*GIVEN TASK*:
Collect each line holding the string "Vanno".

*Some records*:

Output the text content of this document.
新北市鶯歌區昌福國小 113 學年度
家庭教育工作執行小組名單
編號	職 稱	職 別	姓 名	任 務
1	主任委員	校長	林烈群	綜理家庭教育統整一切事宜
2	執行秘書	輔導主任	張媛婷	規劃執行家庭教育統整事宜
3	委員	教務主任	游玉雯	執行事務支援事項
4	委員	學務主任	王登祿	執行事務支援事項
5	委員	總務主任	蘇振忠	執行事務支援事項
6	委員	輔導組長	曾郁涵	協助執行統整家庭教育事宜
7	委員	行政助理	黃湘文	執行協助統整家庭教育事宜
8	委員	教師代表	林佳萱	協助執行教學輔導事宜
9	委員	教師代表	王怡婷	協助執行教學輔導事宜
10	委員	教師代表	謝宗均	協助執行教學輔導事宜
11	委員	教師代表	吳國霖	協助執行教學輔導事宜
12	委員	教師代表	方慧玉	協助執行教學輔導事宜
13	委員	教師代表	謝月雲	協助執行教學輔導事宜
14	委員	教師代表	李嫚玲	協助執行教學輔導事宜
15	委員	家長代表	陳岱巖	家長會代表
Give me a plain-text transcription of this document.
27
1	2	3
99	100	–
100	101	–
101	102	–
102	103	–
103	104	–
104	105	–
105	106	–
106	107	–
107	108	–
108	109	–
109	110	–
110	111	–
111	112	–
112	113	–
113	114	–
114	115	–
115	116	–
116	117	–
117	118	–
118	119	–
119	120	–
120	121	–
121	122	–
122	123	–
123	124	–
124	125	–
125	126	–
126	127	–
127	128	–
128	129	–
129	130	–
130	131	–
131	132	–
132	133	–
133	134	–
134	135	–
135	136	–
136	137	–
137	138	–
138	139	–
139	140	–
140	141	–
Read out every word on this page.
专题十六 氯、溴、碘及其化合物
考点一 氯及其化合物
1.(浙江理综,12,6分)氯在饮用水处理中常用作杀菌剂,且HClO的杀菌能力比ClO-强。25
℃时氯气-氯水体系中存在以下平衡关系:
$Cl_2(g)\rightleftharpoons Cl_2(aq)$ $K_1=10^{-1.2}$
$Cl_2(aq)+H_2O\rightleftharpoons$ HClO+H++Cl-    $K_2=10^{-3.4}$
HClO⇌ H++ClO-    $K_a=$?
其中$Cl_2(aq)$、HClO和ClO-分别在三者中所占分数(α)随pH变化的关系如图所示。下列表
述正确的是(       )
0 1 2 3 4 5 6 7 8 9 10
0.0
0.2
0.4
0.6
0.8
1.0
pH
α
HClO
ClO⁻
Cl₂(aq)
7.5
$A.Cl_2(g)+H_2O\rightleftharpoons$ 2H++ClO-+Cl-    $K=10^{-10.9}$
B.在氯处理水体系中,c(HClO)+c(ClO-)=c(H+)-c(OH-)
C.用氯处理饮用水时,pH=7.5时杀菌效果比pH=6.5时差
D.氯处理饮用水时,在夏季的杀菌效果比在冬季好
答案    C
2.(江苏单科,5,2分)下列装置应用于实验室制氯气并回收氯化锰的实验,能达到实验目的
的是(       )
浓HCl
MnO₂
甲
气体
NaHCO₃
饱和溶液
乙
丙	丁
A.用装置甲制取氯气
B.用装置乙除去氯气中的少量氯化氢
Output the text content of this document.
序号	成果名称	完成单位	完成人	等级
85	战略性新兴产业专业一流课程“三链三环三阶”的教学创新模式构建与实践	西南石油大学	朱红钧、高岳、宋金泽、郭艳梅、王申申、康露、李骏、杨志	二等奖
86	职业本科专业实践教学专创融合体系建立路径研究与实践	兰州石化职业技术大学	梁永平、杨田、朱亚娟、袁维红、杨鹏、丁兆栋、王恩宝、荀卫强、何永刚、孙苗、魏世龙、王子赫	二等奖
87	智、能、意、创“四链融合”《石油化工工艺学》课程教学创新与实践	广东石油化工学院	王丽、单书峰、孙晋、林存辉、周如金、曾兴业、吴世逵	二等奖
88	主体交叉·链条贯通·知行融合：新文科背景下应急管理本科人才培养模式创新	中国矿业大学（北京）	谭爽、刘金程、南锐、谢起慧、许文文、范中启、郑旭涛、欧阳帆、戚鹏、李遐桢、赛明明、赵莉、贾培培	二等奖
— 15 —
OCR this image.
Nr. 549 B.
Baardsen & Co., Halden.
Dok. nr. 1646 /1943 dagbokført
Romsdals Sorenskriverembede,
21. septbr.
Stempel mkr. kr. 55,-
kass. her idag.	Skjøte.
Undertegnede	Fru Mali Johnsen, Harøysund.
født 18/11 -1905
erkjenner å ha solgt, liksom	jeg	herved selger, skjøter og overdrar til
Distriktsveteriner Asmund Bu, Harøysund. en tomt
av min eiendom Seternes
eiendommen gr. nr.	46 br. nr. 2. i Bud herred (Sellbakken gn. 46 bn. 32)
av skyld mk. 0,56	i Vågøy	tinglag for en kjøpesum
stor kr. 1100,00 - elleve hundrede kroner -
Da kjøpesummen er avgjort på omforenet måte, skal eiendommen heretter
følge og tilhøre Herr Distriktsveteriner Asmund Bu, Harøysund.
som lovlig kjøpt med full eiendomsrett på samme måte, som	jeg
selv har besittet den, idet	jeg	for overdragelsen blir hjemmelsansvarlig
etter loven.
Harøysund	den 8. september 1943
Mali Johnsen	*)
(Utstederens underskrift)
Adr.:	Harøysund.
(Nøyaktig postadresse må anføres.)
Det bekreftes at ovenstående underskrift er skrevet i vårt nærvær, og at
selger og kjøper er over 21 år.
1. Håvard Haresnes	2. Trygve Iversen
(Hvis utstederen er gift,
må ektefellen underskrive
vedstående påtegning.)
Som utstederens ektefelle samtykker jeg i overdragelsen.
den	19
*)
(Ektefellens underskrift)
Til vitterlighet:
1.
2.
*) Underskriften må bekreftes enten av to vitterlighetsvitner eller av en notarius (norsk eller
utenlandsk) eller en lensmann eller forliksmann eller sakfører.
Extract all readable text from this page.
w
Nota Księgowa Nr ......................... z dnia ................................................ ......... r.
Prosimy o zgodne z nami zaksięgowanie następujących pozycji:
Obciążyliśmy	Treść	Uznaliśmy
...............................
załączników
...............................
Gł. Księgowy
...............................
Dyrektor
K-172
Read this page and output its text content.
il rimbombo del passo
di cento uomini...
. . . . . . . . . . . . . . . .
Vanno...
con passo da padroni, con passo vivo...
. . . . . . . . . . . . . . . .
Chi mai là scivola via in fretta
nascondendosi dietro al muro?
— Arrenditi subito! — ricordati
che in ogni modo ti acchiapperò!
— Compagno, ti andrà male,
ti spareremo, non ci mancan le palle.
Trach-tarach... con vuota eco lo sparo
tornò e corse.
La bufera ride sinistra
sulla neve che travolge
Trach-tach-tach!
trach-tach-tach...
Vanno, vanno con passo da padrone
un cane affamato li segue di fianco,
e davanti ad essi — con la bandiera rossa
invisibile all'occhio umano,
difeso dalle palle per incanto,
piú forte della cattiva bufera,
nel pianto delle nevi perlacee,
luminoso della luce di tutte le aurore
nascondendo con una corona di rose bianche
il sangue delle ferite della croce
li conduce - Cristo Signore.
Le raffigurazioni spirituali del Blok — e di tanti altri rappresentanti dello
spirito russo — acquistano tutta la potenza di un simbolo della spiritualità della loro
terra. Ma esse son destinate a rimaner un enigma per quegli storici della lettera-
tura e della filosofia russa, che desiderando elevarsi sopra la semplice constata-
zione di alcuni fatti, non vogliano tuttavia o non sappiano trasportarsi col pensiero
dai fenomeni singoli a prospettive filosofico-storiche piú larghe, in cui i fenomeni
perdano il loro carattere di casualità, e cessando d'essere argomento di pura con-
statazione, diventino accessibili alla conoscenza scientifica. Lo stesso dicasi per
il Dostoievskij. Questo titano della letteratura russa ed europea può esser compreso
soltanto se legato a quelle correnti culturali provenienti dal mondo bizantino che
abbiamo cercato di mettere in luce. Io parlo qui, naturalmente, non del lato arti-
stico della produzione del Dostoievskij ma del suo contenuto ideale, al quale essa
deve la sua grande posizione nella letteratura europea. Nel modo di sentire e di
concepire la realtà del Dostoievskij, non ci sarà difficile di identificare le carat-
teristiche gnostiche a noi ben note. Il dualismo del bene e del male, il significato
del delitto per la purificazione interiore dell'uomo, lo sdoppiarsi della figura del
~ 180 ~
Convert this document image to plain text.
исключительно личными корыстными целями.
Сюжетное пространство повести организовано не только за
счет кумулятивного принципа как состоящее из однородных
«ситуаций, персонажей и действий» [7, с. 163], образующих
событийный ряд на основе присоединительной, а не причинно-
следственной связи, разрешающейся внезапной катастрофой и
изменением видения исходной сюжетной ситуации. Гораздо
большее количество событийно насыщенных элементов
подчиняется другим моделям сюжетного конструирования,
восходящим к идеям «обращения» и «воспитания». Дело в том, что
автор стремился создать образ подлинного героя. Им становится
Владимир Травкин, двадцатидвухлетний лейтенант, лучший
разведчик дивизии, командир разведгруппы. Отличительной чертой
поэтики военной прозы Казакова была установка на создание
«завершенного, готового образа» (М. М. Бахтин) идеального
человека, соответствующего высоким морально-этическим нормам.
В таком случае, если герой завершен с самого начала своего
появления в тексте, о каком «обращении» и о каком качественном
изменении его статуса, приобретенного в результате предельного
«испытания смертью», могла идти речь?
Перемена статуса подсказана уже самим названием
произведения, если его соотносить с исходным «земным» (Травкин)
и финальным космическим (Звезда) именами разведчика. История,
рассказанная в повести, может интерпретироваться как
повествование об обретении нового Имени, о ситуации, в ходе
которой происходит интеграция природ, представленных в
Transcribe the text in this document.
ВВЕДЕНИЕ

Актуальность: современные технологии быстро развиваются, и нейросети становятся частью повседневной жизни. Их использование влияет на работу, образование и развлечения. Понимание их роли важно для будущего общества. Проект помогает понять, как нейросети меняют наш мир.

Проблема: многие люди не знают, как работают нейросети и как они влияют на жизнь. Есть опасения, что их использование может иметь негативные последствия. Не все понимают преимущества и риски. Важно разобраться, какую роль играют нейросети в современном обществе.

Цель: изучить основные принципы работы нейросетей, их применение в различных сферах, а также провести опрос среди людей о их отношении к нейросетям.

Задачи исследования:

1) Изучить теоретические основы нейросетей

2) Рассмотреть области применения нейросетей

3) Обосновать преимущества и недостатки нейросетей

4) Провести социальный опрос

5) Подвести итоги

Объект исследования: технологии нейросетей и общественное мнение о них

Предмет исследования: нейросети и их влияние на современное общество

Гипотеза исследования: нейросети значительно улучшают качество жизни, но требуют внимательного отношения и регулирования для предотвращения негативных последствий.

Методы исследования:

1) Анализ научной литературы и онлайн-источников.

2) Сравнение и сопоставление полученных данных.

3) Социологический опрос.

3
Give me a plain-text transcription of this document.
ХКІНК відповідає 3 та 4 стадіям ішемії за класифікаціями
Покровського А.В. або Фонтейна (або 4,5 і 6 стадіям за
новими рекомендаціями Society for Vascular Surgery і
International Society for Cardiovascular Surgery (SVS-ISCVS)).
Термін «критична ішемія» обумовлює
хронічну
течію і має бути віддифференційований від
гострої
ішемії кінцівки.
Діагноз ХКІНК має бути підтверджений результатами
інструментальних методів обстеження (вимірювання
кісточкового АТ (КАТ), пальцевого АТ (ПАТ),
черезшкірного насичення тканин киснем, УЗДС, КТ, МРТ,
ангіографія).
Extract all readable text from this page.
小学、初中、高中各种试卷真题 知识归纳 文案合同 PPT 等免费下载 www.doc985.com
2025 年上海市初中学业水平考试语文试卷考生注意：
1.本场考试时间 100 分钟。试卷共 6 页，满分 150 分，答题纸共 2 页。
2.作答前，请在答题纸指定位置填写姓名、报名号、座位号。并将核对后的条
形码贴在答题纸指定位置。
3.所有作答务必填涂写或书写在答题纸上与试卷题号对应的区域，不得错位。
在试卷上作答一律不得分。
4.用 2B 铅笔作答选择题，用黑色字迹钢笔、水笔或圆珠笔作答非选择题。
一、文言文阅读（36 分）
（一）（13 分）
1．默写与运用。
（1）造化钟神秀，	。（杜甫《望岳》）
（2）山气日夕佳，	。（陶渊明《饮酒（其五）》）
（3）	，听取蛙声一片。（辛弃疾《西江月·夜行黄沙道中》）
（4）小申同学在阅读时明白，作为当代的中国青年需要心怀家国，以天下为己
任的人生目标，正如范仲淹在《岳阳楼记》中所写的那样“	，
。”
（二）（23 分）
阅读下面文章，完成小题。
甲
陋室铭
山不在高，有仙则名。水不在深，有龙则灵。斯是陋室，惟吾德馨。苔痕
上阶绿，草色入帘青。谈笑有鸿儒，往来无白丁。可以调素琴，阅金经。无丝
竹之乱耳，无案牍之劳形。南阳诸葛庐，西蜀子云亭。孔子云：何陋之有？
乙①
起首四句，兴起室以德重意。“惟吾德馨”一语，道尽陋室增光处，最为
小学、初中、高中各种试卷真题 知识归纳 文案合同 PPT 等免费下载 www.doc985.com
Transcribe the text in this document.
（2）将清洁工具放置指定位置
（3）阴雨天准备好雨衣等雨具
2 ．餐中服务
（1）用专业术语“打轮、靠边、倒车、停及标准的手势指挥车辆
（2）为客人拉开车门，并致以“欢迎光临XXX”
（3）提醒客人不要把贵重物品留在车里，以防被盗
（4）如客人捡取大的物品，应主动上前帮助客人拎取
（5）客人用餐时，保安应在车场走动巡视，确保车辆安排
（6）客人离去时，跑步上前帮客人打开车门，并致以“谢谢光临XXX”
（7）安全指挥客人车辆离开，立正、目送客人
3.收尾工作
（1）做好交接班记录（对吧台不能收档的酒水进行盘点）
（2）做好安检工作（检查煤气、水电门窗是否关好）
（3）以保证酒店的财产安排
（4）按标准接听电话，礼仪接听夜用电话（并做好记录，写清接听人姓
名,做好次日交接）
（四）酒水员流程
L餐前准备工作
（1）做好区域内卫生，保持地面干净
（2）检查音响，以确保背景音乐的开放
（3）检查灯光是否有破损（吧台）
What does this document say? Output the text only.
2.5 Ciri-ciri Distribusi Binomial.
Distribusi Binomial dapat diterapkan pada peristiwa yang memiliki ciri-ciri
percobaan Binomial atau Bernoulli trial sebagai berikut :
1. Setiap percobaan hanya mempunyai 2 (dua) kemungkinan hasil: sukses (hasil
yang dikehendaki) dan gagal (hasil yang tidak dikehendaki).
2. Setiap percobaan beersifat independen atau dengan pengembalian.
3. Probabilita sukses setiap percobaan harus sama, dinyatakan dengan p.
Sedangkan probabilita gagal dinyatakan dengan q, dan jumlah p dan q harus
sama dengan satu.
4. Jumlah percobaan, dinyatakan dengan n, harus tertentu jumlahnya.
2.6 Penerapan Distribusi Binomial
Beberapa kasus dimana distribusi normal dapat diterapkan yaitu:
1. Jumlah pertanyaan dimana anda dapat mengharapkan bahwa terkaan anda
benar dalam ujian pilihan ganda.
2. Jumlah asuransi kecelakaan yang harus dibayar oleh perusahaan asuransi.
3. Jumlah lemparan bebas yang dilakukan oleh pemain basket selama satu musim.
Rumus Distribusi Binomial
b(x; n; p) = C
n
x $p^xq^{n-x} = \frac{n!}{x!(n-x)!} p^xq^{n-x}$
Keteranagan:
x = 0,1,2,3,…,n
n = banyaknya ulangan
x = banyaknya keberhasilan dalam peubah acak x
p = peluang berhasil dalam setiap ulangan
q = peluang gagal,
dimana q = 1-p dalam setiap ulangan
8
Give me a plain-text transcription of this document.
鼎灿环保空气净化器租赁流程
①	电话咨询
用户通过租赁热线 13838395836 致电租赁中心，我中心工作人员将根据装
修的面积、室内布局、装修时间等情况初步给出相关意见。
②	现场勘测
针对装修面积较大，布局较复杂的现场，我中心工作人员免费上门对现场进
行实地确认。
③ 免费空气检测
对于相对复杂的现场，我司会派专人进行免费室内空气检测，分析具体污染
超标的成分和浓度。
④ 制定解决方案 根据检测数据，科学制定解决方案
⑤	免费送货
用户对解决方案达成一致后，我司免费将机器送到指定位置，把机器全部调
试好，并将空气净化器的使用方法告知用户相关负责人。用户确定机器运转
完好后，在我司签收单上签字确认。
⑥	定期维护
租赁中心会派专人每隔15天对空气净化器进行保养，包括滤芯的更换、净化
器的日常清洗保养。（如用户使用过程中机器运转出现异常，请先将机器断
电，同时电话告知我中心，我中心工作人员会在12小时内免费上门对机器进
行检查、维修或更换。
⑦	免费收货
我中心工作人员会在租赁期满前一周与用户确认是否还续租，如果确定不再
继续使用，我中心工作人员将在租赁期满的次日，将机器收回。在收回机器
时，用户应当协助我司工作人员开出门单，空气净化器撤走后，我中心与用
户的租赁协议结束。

*EXPECTED ANSWER*:
Vanno...
Vanno, vanno con passo da padrone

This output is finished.